> **Set task**
Repeat the listing in full. Nothing may be added or left out.

Dataset items
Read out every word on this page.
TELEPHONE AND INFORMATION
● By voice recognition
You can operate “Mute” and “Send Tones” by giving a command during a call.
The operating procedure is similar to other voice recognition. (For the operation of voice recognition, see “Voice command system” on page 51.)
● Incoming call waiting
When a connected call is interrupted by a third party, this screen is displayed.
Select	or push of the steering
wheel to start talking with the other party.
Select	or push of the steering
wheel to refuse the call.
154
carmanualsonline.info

> **Solution below**
Read out every word on this page.
TELEPHONE AND INFORMATION
● By voice recognition
You can operate “Mute” and “Send Tones” by giving a command during a call.
The operating procedure is similar to other voice recognition. (For the operation of voice recognition, see “Voice command system” on page 51.)
● Incoming call waiting
When a connected call is interrupted by a third party, this screen is displayed.
Select	or push of the steering
wheel to start talking with the other party.
Select	or push of the steering
wheel to refuse the call.
154
carmanualsonline.info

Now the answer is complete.